### [RECORDS FOR THIS EXERCISE]
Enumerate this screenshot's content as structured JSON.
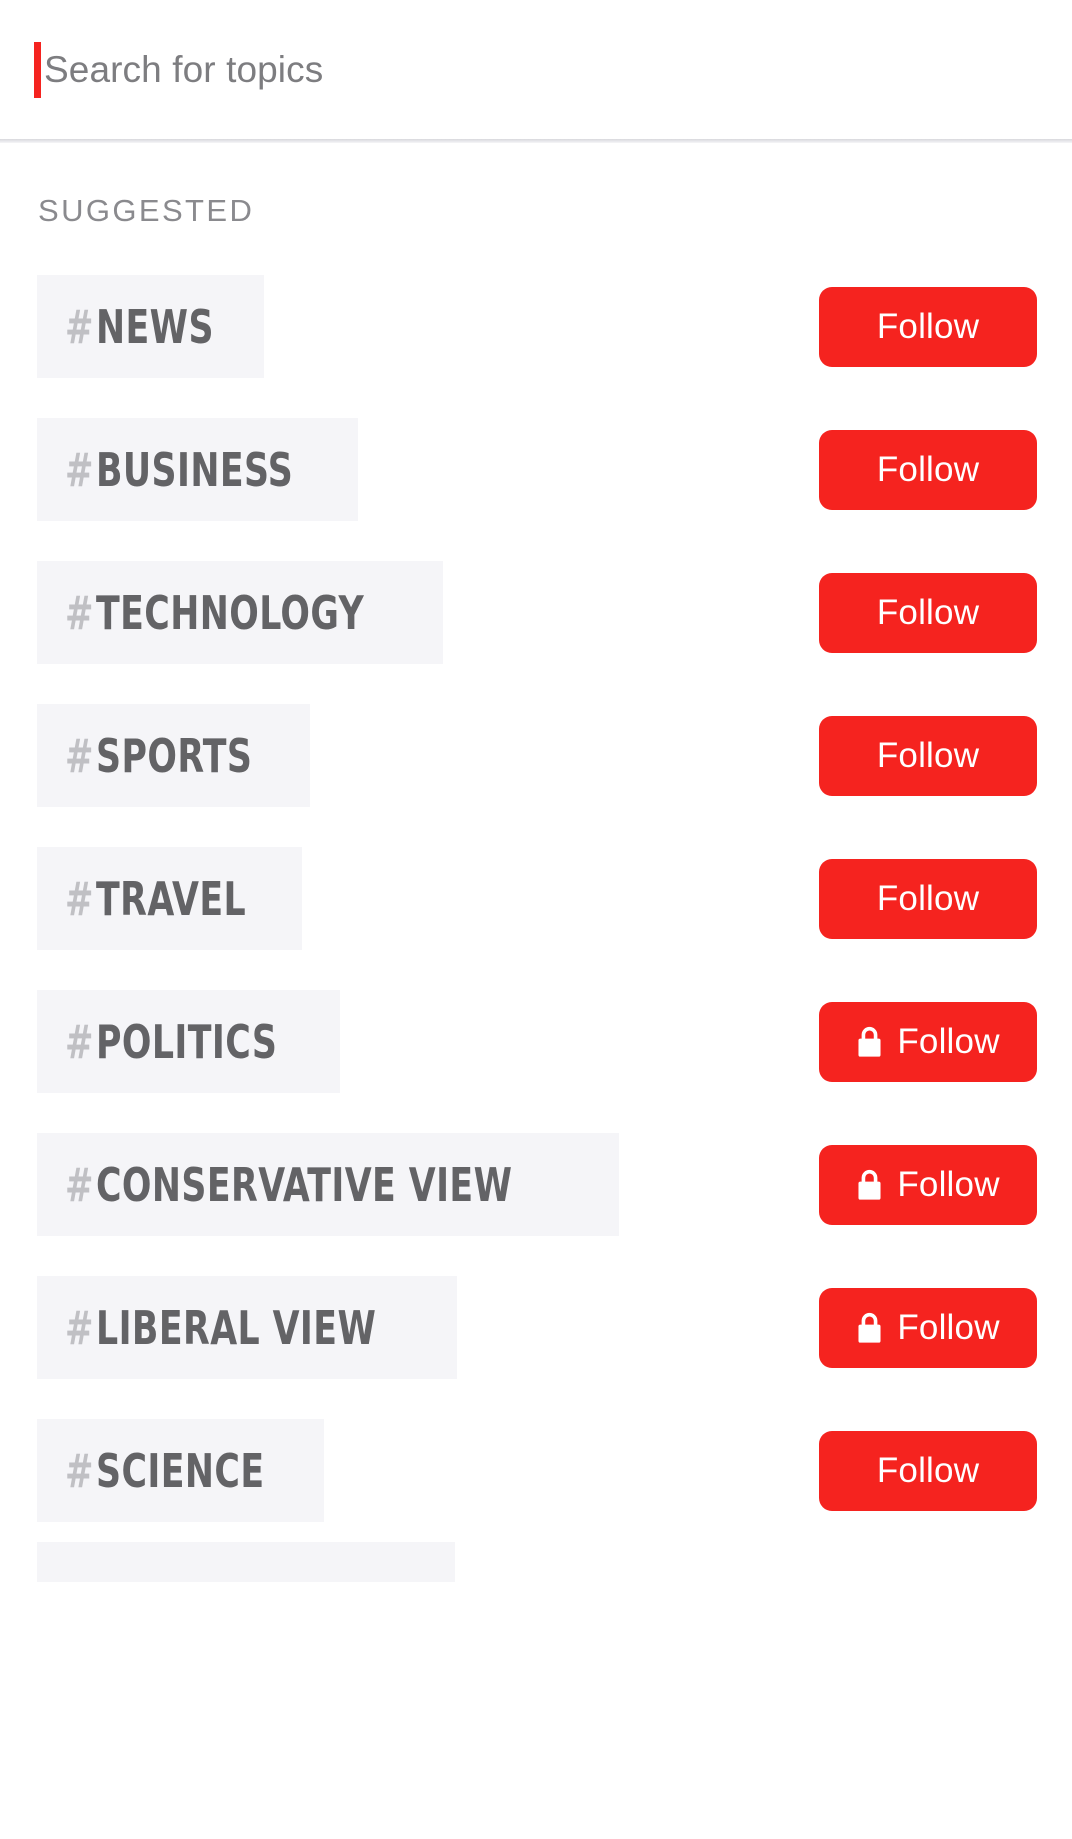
{
  "search": {
    "placeholder": "Search for topics",
    "value": "",
    "caret_color": "#f5231f"
  },
  "section": {
    "header": "SUGGESTED"
  },
  "colors": {
    "accent_red": "#f5231f",
    "chip_bg": "#f5f5f8",
    "chip_text": "#636366",
    "hash_text": "#c0c0c4",
    "placeholder_text": "#7d7d80",
    "section_header_text": "#8a8a8e"
  },
  "follow_button": {
    "label": "Follow",
    "lock_icon_name": "lock-icon"
  },
  "topics": [
    {
      "hash": "#",
      "name": "NEWS",
      "follow_label": "Follow",
      "locked": false
    },
    {
      "hash": "#",
      "name": "BUSINESS",
      "follow_label": "Follow",
      "locked": false
    },
    {
      "hash": "#",
      "name": "TECHNOLOGY",
      "follow_label": "Follow",
      "locked": false
    },
    {
      "hash": "#",
      "name": "SPORTS",
      "follow_label": "Follow",
      "locked": false
    },
    {
      "hash": "#",
      "name": "TRAVEL",
      "follow_label": "Follow",
      "locked": false
    },
    {
      "hash": "#",
      "name": "POLITICS",
      "follow_label": "Follow",
      "locked": true
    },
    {
      "hash": "#",
      "name": "CONSERVATIVE VIEW",
      "follow_label": "Follow",
      "locked": true
    },
    {
      "hash": "#",
      "name": "LIBERAL VIEW",
      "follow_label": "Follow",
      "locked": true
    },
    {
      "hash": "#",
      "name": "SCIENCE",
      "follow_label": "Follow",
      "locked": false
    }
  ]
}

### [REQUIRED TASK]
Show the lines where the word "VIEW" appears in the entries.

### [REPLY]
      "name": "CONSERVATIVE VIEW",
      "name": "LIBERAL VIEW",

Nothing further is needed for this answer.